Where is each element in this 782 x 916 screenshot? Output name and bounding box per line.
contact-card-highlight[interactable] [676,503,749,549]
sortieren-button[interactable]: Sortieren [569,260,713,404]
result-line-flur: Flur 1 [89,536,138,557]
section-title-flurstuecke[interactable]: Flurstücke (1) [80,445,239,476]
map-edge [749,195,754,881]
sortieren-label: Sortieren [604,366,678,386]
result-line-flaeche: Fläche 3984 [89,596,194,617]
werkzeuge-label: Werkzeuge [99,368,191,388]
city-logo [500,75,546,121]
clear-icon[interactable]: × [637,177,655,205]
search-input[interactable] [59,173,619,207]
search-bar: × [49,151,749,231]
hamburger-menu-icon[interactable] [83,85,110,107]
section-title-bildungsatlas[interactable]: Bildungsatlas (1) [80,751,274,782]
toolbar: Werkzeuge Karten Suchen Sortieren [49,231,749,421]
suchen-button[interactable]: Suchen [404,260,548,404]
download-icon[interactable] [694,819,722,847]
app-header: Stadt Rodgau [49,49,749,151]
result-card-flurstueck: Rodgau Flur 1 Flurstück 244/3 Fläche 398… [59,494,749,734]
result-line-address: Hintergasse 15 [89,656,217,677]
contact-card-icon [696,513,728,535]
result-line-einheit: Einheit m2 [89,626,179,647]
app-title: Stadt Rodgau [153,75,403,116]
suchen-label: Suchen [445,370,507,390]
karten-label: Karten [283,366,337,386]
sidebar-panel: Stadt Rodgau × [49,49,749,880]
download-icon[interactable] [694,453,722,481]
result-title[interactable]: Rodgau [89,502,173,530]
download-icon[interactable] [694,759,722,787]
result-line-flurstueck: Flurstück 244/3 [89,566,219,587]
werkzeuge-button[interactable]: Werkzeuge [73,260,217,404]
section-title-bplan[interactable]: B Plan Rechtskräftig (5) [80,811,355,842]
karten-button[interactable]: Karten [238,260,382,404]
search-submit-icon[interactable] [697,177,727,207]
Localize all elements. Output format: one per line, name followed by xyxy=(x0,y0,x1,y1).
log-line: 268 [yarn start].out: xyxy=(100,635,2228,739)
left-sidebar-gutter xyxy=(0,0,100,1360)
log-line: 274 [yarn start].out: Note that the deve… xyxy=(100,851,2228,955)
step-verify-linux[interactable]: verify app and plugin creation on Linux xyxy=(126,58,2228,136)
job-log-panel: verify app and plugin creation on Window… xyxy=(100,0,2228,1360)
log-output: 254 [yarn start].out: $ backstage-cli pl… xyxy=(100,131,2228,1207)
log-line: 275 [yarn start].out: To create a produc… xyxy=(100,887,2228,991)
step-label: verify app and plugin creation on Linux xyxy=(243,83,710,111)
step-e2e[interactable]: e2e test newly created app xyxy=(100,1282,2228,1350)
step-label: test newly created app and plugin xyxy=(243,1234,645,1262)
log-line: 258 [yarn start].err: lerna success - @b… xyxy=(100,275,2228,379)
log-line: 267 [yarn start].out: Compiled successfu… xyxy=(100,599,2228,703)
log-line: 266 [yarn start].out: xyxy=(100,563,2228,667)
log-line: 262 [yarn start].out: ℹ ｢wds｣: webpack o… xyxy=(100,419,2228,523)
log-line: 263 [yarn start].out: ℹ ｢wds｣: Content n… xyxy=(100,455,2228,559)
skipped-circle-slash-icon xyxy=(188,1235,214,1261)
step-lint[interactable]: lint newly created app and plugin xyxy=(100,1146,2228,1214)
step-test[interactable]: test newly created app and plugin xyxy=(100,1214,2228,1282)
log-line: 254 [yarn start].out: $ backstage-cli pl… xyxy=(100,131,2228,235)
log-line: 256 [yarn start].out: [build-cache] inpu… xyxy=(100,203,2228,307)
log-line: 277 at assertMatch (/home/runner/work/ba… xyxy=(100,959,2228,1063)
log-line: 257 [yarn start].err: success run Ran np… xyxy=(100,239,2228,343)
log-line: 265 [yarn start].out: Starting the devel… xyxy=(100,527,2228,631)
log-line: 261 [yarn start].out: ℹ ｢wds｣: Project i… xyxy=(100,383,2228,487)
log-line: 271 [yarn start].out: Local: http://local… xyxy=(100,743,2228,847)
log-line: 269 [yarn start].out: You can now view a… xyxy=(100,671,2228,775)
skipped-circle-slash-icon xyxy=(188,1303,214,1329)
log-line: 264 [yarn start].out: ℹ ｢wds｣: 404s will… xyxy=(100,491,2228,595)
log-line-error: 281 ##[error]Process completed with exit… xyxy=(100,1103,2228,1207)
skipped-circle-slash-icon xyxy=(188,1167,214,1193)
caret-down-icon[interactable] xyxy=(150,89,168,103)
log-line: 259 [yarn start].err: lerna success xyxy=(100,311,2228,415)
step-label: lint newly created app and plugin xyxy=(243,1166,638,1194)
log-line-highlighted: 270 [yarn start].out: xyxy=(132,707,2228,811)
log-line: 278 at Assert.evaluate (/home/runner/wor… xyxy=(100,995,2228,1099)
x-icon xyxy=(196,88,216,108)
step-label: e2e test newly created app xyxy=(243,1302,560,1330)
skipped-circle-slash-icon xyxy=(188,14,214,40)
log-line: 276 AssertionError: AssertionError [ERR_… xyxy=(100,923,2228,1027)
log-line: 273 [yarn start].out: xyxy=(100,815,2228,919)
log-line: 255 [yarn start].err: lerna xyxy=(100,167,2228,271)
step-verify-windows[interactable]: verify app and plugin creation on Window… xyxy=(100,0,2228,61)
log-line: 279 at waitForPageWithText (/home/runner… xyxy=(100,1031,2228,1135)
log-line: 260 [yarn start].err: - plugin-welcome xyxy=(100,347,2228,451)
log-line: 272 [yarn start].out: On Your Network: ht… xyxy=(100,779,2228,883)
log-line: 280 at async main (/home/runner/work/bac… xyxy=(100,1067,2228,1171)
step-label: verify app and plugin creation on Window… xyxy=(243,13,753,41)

•••••

■ Directive
Return the lines from the start of the records through the line with "hamburger-menu-icon[interactable] [83,85,110,107]", both included, exactly as they appear.

■ Answer to the problem
Where is each element in this 782 x 916 screenshot? Output name and bounding box per line.
contact-card-highlight[interactable] [676,503,749,549]
sortieren-button[interactable]: Sortieren [569,260,713,404]
result-line-flur: Flur 1 [89,536,138,557]
section-title-flurstuecke[interactable]: Flurstücke (1) [80,445,239,476]
map-edge [749,195,754,881]
sortieren-label: Sortieren [604,366,678,386]
result-line-flaeche: Fläche 3984 [89,596,194,617]
werkzeuge-label: Werkzeuge [99,368,191,388]
city-logo [500,75,546,121]
clear-icon[interactable]: × [637,177,655,205]
search-input[interactable] [59,173,619,207]
search-bar: × [49,151,749,231]
hamburger-menu-icon[interactable] [83,85,110,107]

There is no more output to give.